Aim of the exercise:
Copy every line from the one containing "What's the underlying" through the last line of the records below, both included, and nothing else.

Exercise data:
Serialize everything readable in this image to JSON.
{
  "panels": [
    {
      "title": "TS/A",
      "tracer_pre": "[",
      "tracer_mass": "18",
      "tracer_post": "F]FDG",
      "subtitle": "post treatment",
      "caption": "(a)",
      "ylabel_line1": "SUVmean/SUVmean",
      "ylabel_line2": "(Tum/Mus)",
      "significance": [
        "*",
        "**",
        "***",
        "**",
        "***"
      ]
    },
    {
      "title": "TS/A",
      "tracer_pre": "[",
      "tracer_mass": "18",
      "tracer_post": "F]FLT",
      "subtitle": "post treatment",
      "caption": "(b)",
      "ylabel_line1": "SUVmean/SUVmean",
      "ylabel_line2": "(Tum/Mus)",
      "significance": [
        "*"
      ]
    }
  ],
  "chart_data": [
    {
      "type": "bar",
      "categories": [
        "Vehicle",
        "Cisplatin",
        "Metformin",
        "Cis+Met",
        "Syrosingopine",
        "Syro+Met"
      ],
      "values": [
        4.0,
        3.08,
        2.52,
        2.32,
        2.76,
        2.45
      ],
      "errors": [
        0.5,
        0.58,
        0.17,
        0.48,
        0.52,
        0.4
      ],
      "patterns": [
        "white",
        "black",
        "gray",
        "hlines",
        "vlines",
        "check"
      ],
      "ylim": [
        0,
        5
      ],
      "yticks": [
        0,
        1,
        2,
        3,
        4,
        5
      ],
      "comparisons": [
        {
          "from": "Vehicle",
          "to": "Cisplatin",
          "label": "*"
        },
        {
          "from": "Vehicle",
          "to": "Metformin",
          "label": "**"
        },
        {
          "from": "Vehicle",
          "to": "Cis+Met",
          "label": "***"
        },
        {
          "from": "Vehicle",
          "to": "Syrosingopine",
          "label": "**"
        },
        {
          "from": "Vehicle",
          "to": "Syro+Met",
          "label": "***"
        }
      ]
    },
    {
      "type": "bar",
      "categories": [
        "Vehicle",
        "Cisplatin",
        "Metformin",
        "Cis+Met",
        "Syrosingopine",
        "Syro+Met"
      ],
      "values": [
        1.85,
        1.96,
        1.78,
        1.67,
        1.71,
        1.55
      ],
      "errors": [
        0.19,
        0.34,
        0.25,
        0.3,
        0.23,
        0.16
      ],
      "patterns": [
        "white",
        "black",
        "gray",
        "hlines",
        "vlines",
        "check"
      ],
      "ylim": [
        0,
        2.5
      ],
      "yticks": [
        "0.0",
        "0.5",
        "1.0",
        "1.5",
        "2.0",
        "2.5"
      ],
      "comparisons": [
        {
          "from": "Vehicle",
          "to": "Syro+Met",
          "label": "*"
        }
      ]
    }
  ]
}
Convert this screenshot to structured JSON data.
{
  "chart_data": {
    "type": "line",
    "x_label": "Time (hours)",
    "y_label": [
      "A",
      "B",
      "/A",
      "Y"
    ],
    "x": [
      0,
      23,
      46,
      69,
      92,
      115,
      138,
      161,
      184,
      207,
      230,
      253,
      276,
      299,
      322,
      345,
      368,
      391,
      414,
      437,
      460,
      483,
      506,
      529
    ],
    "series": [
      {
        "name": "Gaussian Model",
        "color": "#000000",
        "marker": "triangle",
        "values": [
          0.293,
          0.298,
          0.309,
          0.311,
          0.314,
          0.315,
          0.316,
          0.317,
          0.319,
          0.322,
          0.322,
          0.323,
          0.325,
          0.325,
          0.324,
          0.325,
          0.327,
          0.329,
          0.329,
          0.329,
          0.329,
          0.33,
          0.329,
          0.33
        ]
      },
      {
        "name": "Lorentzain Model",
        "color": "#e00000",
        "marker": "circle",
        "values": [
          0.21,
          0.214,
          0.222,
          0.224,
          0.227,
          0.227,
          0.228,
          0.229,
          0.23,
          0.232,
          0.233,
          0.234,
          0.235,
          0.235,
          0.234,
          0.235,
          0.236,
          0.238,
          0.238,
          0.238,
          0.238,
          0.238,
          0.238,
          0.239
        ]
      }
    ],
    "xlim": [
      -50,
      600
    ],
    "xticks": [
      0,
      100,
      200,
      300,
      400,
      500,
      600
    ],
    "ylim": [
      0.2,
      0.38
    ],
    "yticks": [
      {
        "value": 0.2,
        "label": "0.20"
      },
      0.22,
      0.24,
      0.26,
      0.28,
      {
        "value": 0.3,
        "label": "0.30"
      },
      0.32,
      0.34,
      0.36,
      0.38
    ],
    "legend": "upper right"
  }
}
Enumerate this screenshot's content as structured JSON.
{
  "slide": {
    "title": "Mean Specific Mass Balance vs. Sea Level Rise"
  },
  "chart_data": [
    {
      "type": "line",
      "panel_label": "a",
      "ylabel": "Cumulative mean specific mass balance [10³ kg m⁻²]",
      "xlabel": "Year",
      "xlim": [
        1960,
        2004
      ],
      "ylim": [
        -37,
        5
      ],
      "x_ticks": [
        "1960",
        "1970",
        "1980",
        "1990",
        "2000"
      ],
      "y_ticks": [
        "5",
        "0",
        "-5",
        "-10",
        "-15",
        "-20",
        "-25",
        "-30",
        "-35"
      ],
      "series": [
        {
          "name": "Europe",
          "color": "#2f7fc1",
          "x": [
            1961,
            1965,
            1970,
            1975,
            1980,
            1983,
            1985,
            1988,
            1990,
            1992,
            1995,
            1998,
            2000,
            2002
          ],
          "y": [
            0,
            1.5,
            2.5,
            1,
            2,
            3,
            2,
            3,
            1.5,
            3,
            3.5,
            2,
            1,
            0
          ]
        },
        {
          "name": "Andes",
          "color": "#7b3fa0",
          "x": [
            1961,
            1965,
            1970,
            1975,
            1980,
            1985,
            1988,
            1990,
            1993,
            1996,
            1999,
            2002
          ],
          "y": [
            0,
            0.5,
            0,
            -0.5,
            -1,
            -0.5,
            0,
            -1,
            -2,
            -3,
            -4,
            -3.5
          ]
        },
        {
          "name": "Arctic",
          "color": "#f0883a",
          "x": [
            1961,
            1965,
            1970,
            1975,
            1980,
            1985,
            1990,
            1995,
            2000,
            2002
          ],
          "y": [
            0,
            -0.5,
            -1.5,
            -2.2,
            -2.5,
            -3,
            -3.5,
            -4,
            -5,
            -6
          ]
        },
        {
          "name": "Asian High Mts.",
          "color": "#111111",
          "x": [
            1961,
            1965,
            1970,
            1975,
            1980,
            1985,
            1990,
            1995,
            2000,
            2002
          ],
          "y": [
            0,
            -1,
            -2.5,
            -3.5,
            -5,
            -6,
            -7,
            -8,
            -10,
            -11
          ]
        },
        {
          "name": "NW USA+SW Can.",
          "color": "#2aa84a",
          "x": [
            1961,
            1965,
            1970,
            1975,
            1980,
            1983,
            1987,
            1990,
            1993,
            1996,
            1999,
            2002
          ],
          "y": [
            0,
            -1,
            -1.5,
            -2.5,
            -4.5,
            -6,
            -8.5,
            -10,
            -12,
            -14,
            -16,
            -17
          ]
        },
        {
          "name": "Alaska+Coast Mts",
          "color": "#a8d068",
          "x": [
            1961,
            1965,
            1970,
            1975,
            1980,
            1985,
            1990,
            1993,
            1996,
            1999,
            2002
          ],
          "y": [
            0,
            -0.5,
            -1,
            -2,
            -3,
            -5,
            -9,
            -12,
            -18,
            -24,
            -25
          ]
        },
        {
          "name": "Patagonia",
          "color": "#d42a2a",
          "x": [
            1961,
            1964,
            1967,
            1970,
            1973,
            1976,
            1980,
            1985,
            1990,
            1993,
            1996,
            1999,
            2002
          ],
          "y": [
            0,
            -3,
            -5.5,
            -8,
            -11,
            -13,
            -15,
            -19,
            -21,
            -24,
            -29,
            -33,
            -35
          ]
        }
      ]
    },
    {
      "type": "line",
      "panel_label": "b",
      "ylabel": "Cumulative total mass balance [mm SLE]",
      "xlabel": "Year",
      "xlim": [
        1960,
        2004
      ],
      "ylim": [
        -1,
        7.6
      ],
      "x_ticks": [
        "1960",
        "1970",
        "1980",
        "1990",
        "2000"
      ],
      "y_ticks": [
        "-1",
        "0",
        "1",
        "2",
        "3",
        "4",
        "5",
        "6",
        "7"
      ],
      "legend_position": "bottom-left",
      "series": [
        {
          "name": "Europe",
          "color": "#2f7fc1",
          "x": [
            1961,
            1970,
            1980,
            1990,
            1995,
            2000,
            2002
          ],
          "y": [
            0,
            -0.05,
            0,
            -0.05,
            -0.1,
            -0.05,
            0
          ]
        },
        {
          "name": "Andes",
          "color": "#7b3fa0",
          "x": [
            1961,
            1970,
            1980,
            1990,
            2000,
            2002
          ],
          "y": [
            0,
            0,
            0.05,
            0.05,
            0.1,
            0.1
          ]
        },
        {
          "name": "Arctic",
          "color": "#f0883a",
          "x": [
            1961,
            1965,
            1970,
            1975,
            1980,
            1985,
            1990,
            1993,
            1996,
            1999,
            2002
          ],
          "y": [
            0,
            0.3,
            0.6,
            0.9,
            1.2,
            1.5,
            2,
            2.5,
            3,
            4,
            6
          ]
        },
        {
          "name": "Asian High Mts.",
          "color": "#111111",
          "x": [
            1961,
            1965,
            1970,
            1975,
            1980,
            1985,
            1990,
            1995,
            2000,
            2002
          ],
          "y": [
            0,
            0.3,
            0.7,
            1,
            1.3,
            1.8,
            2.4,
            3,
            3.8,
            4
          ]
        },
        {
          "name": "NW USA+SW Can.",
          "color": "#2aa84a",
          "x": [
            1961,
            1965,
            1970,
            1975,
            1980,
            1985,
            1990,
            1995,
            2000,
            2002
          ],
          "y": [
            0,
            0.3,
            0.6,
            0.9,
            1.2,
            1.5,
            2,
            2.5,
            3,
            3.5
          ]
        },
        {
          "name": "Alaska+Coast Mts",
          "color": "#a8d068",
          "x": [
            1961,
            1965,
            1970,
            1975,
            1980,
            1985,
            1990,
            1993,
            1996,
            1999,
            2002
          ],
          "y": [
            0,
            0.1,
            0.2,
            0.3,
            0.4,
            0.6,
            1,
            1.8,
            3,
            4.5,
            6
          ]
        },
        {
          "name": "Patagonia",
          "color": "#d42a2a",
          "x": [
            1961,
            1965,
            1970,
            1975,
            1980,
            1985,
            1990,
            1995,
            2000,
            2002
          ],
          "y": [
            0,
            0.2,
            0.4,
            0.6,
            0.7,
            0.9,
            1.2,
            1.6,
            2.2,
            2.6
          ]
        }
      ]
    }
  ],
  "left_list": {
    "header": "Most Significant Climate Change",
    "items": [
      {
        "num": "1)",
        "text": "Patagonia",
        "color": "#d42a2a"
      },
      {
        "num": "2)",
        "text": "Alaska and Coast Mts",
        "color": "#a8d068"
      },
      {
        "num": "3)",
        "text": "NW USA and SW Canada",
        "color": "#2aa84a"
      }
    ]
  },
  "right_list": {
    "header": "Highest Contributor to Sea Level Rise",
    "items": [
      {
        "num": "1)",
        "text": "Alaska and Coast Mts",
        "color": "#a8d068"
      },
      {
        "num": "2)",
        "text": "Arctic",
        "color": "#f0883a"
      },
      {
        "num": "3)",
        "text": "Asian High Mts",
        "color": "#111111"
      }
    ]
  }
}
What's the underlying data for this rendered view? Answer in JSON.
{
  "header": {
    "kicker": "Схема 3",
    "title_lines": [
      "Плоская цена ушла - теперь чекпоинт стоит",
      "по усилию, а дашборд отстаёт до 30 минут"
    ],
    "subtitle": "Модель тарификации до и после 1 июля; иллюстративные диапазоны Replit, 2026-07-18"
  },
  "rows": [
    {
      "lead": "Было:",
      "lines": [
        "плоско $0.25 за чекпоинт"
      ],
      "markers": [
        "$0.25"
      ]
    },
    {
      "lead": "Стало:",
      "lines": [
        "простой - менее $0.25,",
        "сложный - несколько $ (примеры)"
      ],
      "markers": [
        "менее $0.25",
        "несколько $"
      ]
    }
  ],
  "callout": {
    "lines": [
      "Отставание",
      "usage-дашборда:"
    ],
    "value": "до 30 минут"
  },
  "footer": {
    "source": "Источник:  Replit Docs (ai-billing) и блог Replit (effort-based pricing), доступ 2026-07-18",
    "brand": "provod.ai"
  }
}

Complete output:
What's the underlying data for this rendered view? Answer in JSON.
{
  "header": {
    "kicker": "Схема 3",
    "title_lines": [
      "Плоская цена ушла - теперь чекпоинт стоит",
      "по усилию, а дашборд отстаёт до 30 минут"
    ],
    "subtitle": "Модель тарификации до и после 1 июля; иллюстративные диапазоны Replit, 2026-07-18"
  },
  "rows": [
    {
      "lead": "Было:",
      "lines": [
        "плоско $0.25 за чекпоинт"
      ],
      "markers": [
        "$0.25"
      ]
    },
    {
      "lead": "Стало:",
      "lines": [
        "простой - менее $0.25,",
        "сложный - несколько $ (примеры)"
      ],
      "markers": [
        "менее $0.25",
        "несколько $"
      ]
    }
  ],
  "callout": {
    "lines": [
      "Отставание",
      "usage-дашборда:"
    ],
    "value": "до 30 минут"
  },
  "footer": {
    "source": "Источник:  Replit Docs (ai-billing) и блог Replit (effort-based pricing), доступ 2026-07-18",
    "brand": "provod.ai"
  }
}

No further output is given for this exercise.